▶ _What is required_:
Go through the listing below and list every line with "Interest".

▶ _Extracted data_:
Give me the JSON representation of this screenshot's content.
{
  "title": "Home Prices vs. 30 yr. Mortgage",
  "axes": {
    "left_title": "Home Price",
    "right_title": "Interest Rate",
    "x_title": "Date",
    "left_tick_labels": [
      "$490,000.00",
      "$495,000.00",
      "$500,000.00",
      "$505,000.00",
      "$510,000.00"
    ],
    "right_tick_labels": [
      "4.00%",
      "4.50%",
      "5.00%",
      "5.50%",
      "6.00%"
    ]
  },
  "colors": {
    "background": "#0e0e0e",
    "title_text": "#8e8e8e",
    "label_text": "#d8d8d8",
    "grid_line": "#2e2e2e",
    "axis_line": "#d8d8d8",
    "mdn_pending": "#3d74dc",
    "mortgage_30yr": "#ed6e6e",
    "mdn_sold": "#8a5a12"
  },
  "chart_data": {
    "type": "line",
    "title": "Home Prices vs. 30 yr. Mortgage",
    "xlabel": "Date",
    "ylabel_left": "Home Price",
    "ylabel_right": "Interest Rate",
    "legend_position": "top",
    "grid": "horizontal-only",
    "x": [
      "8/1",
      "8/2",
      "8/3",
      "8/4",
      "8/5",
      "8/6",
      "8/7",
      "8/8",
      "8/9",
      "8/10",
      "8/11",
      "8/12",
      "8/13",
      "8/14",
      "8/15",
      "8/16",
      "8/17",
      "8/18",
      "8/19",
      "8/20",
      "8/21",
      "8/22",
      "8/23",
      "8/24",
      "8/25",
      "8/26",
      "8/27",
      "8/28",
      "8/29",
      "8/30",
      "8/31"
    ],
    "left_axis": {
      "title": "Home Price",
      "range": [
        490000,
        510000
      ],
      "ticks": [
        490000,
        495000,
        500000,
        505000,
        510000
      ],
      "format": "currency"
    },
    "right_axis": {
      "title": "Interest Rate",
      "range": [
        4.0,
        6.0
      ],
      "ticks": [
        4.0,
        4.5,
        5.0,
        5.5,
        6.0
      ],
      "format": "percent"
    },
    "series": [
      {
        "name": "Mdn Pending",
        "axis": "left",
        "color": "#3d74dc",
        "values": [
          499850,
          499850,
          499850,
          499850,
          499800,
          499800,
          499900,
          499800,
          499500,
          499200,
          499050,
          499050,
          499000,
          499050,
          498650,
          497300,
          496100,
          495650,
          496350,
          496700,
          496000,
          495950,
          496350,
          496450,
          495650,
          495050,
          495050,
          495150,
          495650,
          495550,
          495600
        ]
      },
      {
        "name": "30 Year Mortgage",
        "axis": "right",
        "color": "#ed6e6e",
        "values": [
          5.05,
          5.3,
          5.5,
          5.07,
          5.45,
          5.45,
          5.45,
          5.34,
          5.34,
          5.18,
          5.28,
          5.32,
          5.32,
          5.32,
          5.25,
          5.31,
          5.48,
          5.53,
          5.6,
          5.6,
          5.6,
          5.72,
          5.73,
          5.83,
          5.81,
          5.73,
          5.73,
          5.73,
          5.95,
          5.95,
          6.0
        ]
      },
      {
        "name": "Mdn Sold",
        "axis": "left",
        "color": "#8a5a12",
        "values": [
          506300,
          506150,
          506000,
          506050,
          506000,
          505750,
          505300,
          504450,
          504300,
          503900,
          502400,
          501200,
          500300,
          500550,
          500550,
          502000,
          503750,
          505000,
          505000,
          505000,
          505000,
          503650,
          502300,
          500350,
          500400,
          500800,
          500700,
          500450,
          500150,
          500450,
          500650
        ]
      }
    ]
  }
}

--

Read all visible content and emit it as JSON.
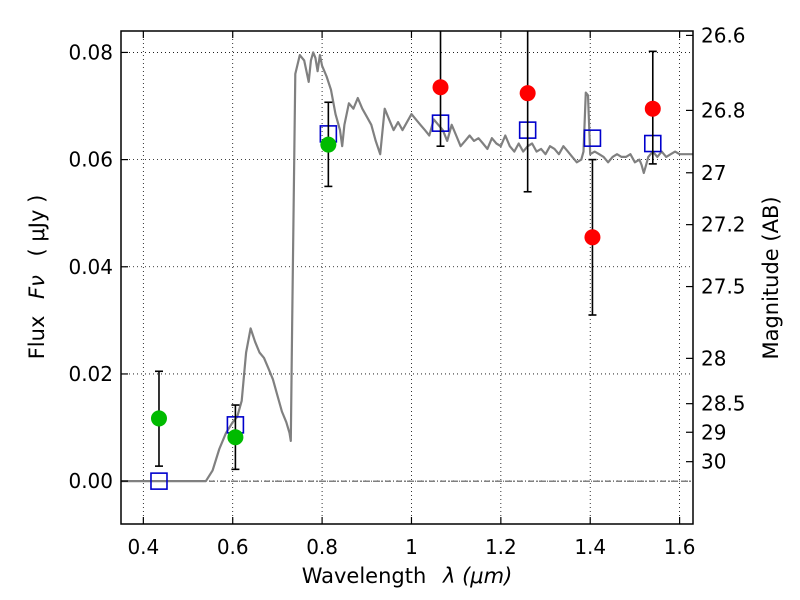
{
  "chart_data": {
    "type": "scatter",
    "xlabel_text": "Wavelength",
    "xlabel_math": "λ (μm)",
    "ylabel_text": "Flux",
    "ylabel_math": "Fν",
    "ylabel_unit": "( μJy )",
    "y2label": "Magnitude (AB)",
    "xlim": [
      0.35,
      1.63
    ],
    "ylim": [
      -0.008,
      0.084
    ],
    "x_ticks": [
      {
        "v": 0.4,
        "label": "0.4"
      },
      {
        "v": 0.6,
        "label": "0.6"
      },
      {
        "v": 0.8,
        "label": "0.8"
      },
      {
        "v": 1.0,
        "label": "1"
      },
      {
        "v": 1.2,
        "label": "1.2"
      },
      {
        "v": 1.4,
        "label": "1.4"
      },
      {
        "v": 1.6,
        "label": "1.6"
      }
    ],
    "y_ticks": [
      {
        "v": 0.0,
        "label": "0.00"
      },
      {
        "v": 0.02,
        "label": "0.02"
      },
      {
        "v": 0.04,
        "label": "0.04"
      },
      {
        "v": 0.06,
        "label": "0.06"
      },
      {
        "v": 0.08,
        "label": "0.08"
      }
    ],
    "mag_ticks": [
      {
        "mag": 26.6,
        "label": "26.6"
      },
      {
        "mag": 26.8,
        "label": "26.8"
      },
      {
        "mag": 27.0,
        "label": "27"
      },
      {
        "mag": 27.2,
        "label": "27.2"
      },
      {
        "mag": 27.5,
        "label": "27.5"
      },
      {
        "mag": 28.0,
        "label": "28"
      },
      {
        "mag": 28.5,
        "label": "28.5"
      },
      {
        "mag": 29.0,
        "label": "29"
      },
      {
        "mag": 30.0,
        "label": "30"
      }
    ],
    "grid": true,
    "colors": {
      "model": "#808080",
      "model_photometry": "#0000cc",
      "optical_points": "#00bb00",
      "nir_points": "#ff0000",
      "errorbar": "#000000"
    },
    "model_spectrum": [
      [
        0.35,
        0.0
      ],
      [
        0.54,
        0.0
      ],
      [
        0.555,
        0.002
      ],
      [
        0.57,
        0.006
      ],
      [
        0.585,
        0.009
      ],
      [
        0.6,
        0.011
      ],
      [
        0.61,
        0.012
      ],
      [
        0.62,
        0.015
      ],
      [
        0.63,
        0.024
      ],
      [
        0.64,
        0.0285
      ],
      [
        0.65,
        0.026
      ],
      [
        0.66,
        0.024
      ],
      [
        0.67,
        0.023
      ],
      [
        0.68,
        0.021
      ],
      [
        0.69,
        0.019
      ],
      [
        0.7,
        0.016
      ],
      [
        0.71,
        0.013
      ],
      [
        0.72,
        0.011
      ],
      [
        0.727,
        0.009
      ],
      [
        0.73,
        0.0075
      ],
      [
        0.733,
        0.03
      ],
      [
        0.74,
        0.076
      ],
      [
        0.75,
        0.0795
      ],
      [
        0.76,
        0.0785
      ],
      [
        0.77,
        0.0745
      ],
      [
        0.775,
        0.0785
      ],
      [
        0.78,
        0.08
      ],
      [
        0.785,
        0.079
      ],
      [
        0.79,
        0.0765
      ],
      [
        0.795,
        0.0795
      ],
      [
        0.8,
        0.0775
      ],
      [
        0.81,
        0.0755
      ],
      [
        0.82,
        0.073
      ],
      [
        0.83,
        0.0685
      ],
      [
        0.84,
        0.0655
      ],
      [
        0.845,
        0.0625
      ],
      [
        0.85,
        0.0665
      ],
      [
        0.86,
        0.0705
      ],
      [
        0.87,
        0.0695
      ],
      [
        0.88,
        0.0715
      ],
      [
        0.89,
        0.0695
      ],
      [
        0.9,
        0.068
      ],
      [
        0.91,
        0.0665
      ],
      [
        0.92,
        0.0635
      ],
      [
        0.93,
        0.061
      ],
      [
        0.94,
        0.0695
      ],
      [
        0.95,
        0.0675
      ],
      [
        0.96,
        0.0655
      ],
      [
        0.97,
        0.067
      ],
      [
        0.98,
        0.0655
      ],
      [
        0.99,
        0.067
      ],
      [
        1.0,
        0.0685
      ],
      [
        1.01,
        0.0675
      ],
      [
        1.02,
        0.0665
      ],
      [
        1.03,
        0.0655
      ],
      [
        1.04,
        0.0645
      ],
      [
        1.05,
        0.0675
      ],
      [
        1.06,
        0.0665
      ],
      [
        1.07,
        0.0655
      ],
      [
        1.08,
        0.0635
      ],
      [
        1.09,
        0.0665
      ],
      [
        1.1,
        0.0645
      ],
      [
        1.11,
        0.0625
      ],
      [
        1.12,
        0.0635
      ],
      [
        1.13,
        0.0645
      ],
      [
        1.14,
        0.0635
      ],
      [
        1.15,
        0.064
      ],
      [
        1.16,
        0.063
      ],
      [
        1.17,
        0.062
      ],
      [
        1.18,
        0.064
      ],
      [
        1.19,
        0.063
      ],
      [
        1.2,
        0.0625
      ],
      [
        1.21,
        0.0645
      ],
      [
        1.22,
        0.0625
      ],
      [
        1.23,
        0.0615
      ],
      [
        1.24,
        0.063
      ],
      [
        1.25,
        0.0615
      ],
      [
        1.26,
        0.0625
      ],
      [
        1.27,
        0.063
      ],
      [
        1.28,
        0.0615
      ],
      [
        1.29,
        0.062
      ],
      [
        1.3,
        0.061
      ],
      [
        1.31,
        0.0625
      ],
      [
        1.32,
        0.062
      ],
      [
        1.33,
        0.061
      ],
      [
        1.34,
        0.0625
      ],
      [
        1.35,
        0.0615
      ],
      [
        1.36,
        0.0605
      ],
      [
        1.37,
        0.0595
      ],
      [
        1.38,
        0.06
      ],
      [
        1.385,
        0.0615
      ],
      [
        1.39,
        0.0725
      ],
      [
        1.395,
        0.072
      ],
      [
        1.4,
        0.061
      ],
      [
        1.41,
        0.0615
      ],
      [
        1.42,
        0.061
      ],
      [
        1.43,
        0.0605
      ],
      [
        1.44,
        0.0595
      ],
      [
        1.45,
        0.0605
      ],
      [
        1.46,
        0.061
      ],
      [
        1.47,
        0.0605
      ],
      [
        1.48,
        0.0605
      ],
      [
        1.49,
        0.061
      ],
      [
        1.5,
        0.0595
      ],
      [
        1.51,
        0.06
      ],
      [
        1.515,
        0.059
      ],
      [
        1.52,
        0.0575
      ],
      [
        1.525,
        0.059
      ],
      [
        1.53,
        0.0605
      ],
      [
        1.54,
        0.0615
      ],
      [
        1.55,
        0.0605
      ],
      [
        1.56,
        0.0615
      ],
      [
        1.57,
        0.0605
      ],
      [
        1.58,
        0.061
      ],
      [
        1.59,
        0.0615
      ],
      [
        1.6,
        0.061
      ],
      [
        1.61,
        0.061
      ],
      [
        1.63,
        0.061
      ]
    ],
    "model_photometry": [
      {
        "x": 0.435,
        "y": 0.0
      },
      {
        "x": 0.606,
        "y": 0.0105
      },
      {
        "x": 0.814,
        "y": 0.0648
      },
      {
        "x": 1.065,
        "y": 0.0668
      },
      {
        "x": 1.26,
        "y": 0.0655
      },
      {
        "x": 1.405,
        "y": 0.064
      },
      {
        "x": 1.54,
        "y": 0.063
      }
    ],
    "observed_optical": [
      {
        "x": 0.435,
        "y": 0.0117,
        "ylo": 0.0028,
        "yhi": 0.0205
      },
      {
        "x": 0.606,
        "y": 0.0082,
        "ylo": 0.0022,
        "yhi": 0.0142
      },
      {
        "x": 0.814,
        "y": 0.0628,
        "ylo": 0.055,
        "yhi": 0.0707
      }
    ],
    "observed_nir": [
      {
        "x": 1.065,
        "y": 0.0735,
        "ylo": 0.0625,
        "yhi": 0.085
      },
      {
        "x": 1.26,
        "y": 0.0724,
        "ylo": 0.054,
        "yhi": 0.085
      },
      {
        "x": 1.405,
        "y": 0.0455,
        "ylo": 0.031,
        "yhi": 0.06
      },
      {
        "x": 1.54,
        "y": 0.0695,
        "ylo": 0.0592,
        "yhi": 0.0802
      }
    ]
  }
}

▶ _Exercise result_:
    "right_title": "Interest Rate",
    "ylabel_right": "Interest Rate",
      "title": "Interest Rate",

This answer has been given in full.